(Stated task):
Copy out all the entries word for word.
begin Data shown
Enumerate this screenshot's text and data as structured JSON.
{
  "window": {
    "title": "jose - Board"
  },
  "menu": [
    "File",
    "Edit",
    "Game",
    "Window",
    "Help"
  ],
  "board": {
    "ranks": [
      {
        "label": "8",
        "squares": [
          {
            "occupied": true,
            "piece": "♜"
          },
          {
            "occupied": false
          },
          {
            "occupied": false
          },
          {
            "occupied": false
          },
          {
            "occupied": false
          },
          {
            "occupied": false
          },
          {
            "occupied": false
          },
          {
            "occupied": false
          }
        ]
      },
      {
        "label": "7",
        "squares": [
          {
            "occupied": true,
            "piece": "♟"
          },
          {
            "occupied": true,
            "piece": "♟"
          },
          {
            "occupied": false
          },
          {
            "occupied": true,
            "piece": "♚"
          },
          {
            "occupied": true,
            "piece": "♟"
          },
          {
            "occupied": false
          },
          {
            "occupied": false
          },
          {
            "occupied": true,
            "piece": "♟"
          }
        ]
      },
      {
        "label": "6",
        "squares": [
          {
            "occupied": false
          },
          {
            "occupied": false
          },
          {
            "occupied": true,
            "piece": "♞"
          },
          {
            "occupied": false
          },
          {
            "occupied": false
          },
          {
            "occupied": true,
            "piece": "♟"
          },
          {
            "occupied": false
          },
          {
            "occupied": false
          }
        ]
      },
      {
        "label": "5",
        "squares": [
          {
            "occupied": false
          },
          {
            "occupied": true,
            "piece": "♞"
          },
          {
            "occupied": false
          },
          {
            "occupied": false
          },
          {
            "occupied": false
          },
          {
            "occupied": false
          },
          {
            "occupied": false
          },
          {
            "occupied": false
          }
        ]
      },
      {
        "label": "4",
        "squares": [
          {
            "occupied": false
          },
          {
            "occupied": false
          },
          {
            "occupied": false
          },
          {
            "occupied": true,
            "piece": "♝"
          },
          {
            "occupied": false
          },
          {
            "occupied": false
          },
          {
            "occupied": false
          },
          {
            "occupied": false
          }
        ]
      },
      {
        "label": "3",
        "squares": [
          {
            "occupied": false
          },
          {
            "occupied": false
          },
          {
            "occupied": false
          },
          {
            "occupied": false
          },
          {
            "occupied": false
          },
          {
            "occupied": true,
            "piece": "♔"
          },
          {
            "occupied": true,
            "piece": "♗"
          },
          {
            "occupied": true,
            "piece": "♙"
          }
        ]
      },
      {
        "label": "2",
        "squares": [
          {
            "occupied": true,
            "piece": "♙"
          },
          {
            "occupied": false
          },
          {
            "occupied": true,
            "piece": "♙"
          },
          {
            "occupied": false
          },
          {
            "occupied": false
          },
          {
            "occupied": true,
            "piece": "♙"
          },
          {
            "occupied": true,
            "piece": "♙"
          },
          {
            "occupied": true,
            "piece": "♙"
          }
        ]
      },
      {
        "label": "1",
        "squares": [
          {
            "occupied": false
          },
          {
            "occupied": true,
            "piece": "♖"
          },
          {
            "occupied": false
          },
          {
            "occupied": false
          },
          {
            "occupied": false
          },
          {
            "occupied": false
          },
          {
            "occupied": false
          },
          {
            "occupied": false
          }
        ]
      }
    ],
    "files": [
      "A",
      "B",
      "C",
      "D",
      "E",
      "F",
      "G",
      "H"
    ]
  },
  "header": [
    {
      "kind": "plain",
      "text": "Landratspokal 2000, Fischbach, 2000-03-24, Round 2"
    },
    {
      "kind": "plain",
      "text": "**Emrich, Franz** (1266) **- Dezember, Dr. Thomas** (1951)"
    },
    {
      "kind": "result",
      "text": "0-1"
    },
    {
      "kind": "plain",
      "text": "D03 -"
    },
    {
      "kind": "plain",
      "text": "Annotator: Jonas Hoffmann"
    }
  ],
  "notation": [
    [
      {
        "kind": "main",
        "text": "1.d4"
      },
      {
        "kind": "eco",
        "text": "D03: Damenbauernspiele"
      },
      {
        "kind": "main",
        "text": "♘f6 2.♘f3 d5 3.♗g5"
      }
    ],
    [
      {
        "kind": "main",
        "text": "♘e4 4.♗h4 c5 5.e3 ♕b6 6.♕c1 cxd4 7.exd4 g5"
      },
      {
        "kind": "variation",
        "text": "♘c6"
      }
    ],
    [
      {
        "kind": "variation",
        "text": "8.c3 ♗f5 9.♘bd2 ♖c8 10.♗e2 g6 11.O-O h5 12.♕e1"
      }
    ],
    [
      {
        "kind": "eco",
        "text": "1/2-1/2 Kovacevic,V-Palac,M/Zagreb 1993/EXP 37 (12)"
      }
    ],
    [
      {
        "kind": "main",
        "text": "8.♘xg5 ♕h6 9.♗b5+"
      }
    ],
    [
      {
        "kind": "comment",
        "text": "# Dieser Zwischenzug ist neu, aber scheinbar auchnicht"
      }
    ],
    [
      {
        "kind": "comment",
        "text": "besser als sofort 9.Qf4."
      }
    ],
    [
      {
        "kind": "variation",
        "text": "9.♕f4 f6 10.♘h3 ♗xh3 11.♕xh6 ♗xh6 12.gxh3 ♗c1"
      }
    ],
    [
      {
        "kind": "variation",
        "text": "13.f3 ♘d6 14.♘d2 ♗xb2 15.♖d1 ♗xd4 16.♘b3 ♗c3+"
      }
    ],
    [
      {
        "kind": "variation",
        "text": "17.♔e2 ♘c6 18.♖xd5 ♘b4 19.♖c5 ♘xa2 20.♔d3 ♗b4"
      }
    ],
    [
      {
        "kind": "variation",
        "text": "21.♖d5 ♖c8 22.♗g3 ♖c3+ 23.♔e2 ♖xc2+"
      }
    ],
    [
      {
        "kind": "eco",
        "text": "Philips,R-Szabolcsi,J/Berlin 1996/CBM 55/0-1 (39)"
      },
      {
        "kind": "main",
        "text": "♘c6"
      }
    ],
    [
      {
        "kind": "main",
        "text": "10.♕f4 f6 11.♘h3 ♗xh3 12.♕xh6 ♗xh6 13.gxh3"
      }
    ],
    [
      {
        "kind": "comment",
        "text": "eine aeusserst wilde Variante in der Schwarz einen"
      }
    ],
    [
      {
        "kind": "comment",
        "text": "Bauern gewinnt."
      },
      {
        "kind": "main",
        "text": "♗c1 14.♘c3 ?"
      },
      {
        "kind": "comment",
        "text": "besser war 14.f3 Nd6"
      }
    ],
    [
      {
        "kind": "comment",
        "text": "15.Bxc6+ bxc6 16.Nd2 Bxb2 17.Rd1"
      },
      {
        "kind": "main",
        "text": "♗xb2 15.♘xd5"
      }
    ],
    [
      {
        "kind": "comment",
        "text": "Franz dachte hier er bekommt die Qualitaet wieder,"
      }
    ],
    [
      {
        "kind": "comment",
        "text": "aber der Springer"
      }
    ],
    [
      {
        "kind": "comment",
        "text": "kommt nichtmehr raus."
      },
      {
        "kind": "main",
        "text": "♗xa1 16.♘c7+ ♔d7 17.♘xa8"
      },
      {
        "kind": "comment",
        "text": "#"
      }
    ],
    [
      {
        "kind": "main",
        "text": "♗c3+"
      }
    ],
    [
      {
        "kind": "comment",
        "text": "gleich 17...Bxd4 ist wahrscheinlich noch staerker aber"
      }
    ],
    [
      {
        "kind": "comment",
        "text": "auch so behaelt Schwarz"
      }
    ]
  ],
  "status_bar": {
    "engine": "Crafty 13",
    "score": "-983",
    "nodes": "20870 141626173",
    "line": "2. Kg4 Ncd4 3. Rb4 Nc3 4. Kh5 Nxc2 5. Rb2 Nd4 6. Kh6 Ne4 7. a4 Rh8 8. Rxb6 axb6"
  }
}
end Data shown
(Result of the task):
Enumerate this screenshot's text and data as structured JSON.
{
  "window": {
    "title": "jose - Board"
  },
  "menu": [
    "File",
    "Edit",
    "Game",
    "Window",
    "Help"
  ],
  "board": {
    "ranks": [
      {
        "label": "8",
        "squares": [
          {
            "occupied": true,
            "piece": "♜"
          },
          {
            "occupied": false
          },
          {
            "occupied": false
          },
          {
            "occupied": false
          },
          {
            "occupied": false
          },
          {
            "occupied": false
          },
          {
            "occupied": false
          },
          {
            "occupied": false
          }
        ]
      },
      {
        "label": "7",
        "squares": [
          {
            "occupied": true,
            "piece": "♟"
          },
          {
            "occupied": true,
            "piece": "♟"
          },
          {
            "occupied": false
          },
          {
            "occupied": true,
            "piece": "♚"
          },
          {
            "occupied": true,
            "piece": "♟"
          },
          {
            "occupied": false
          },
          {
            "occupied": false
          },
          {
            "occupied": true,
            "piece": "♟"
          }
        ]
      },
      {
        "label": "6",
        "squares": [
          {
            "occupied": false
          },
          {
            "occupied": false
          },
          {
            "occupied": true,
            "piece": "♞"
          },
          {
            "occupied": false
          },
          {
            "occupied": false
          },
          {
            "occupied": true,
            "piece": "♟"
          },
          {
            "occupied": false
          },
          {
            "occupied": false
          }
        ]
      },
      {
        "label": "5",
        "squares": [
          {
            "occupied": false
          },
          {
            "occupied": true,
            "piece": "♞"
          },
          {
            "occupied": false
          },
          {
            "occupied": false
          },
          {
            "occupied": false
          },
          {
            "occupied": false
          },
          {
            "occupied": false
          },
          {
            "occupied": false
          }
        ]
      },
      {
        "label": "4",
        "squares": [
          {
            "occupied": false
          },
          {
            "occupied": false
          },
          {
            "occupied": false
          },
          {
            "occupied": true,
            "piece": "♝"
          },
          {
            "occupied": false
          },
          {
            "occupied": false
          },
          {
            "occupied": false
          },
          {
            "occupied": false
          }
        ]
      },
      {
        "label": "3",
        "squares": [
          {
            "occupied": false
          },
          {
            "occupied": false
          },
          {
            "occupied": false
          },
          {
            "occupied": false
          },
          {
            "occupied": false
          },
          {
            "occupied": true,
            "piece": "♔"
          },
          {
            "occupied": true,
            "piece": "♗"
          },
          {
            "occupied": true,
            "piece": "♙"
          }
        ]
      },
      {
        "label": "2",
        "squares": [
          {
            "occupied": true,
            "piece": "♙"
          },
          {
            "occupied": false
          },
          {
            "occupied": true,
            "piece": "♙"
          },
          {
            "occupied": false
          },
          {
            "occupied": false
          },
          {
            "occupied": true,
            "piece": "♙"
          },
          {
            "occupied": true,
            "piece": "♙"
          },
          {
            "occupied": true,
            "piece": "♙"
          }
        ]
      },
      {
        "label": "1",
        "squares": [
          {
            "occupied": false
          },
          {
            "occupied": true,
            "piece": "♖"
          },
          {
            "occupied": false
          },
          {
            "occupied": false
          },
          {
            "occupied": false
          },
          {
            "occupied": false
          },
          {
            "occupied": false
          },
          {
            "occupied": false
          }
        ]
      }
    ],
    "files": [
      "A",
      "B",
      "C",
      "D",
      "E",
      "F",
      "G",
      "H"
    ]
  },
  "header": [
    {
      "kind": "plain",
      "text": "Landratspokal 2000, Fischbach, 2000-03-24, Round 2"
    },
    {
      "kind": "plain",
      "text": "**Emrich, Franz** (1266) **- Dezember, Dr. Thomas** (1951)"
    },
    {
      "kind": "result",
      "text": "0-1"
    },
    {
      "kind": "plain",
      "text": "D03 -"
    },
    {
      "kind": "plain",
      "text": "Annotator: Jonas Hoffmann"
    }
  ],
  "notation": [
    [
      {
        "kind": "main",
        "text": "1.d4"
      },
      {
        "kind": "eco",
        "text": "D03: Damenbauernspiele"
      },
      {
        "kind": "main",
        "text": "♘f6 2.♘f3 d5 3.♗g5"
      }
    ],
    [
      {
        "kind": "main",
        "text": "♘e4 4.♗h4 c5 5.e3 ♕b6 6.♕c1 cxd4 7.exd4 g5"
      },
      {
        "kind": "variation",
        "text": "♘c6"
      }
    ],
    [
      {
        "kind": "variation",
        "text": "8.c3 ♗f5 9.♘bd2 ♖c8 10.♗e2 g6 11.O-O h5 12.♕e1"
      }
    ],
    [
      {
        "kind": "eco",
        "text": "1/2-1/2 Kovacevic,V-Palac,M/Zagreb 1993/EXP 37 (12)"
      }
    ],
    [
      {
        "kind": "main",
        "text": "8.♘xg5 ♕h6 9.♗b5+"
      }
    ],
    [
      {
        "kind": "comment",
        "text": "# Dieser Zwischenzug ist neu, aber scheinbar auchnicht"
      }
    ],
    [
      {
        "kind": "comment",
        "text": "besser als sofort 9.Qf4."
      }
    ],
    [
      {
        "kind": "variation",
        "text": "9.♕f4 f6 10.♘h3 ♗xh3 11.♕xh6 ♗xh6 12.gxh3 ♗c1"
      }
    ],
    [
      {
        "kind": "variation",
        "text": "13.f3 ♘d6 14.♘d2 ♗xb2 15.♖d1 ♗xd4 16.♘b3 ♗c3+"
      }
    ],
    [
      {
        "kind": "variation",
        "text": "17.♔e2 ♘c6 18.♖xd5 ♘b4 19.♖c5 ♘xa2 20.♔d3 ♗b4"
      }
    ],
    [
      {
        "kind": "variation",
        "text": "21.♖d5 ♖c8 22.♗g3 ♖c3+ 23.♔e2 ♖xc2+"
      }
    ],
    [
      {
        "kind": "eco",
        "text": "Philips,R-Szabolcsi,J/Berlin 1996/CBM 55/0-1 (39)"
      },
      {
        "kind": "main",
        "text": "♘c6"
      }
    ],
    [
      {
        "kind": "main",
        "text": "10.♕f4 f6 11.♘h3 ♗xh3 12.♕xh6 ♗xh6 13.gxh3"
      }
    ],
    [
      {
        "kind": "comment",
        "text": "eine aeusserst wilde Variante in der Schwarz einen"
      }
    ],
    [
      {
        "kind": "comment",
        "text": "Bauern gewinnt."
      },
      {
        "kind": "main",
        "text": "♗c1 14.♘c3 ?"
      },
      {
        "kind": "comment",
        "text": "besser war 14.f3 Nd6"
      }
    ],
    [
      {
        "kind": "comment",
        "text": "15.Bxc6+ bxc6 16.Nd2 Bxb2 17.Rd1"
      },
      {
        "kind": "main",
        "text": "♗xb2 15.♘xd5"
      }
    ],
    [
      {
        "kind": "comment",
        "text": "Franz dachte hier er bekommt die Qualitaet wieder,"
      }
    ],
    [
      {
        "kind": "comment",
        "text": "aber der Springer"
      }
    ],
    [
      {
        "kind": "comment",
        "text": "kommt nichtmehr raus."
      },
      {
        "kind": "main",
        "text": "♗xa1 16.♘c7+ ♔d7 17.♘xa8"
      },
      {
        "kind": "comment",
        "text": "#"
      }
    ],
    [
      {
        "kind": "main",
        "text": "♗c3+"
      }
    ],
    [
      {
        "kind": "comment",
        "text": "gleich 17...Bxd4 ist wahrscheinlich noch staerker aber"
      }
    ],
    [
      {
        "kind": "comment",
        "text": "auch so behaelt Schwarz"
      }
    ]
  ],
  "status_bar": {
    "engine": "Crafty 13",
    "score": "-983",
    "nodes": "20870 141626173",
    "line": "2. Kg4 Ncd4 3. Rb4 Nc3 4. Kh5 Nxc2 5. Rb2 Nd4 6. Kh6 Ne4 7. a4 Rh8 8. Rxb6 axb6"
  }
}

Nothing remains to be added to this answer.